## WHAT IS BEING ASKED
Search the listing below for the word "this" and copy each line that holds it.

## Extracted data entries
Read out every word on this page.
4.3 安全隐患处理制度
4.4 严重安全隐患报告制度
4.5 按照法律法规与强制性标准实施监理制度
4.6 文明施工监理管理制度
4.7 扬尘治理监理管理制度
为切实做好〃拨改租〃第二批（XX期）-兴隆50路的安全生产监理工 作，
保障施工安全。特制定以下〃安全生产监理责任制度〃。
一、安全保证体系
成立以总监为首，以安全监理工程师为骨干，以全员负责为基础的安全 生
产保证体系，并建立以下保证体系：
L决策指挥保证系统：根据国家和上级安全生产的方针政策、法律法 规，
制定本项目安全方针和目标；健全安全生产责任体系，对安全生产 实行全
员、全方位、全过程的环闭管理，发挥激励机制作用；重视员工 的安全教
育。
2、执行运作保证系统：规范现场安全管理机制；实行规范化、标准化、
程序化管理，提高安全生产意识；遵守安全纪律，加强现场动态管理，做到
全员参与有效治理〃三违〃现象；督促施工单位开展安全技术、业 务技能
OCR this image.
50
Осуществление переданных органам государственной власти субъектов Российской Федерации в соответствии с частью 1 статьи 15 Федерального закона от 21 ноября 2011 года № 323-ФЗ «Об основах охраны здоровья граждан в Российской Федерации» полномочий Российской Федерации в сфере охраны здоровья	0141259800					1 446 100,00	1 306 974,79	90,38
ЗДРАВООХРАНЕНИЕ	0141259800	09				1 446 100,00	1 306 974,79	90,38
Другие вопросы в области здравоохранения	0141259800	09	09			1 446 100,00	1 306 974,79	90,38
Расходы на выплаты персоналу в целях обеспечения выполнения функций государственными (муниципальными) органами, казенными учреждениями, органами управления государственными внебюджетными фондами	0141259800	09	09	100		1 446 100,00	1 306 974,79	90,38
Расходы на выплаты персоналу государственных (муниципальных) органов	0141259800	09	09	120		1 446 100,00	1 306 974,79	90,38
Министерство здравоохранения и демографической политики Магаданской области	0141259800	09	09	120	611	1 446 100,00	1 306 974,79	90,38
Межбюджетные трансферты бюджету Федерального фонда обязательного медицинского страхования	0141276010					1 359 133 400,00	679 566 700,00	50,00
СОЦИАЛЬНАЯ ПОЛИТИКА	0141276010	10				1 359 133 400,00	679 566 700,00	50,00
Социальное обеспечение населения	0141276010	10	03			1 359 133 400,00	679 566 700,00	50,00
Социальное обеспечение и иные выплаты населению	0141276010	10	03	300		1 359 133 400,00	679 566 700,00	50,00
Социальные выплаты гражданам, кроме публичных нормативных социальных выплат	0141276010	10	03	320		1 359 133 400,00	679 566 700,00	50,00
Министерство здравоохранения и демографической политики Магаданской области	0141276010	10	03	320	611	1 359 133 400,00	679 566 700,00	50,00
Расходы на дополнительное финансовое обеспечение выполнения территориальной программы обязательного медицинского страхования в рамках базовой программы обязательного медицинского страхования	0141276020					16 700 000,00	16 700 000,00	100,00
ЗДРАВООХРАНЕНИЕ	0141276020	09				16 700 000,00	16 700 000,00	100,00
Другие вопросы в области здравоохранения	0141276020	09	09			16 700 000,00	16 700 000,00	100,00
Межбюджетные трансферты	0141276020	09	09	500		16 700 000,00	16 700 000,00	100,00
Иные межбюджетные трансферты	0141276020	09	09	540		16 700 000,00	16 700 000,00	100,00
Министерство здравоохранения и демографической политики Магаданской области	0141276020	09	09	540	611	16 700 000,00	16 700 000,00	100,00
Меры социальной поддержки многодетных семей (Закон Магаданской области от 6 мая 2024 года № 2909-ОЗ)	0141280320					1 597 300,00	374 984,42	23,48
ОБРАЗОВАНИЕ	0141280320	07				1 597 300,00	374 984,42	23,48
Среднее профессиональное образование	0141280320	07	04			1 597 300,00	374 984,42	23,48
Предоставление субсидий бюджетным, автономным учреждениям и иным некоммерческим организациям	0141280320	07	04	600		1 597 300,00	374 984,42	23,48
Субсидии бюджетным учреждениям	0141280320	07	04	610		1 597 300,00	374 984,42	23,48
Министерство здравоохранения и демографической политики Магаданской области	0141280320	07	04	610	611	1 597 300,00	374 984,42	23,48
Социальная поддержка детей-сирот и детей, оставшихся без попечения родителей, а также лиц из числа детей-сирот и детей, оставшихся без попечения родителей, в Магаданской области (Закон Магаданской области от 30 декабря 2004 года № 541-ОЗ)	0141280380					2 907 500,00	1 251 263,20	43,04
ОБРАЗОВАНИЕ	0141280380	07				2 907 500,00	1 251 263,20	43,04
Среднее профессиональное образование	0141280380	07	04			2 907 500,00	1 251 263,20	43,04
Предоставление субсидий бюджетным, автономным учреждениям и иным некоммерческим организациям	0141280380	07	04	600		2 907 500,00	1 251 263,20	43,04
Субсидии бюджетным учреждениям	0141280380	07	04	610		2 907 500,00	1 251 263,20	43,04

## TASK RESPONSE
Read out every word on this page.
OCR this image.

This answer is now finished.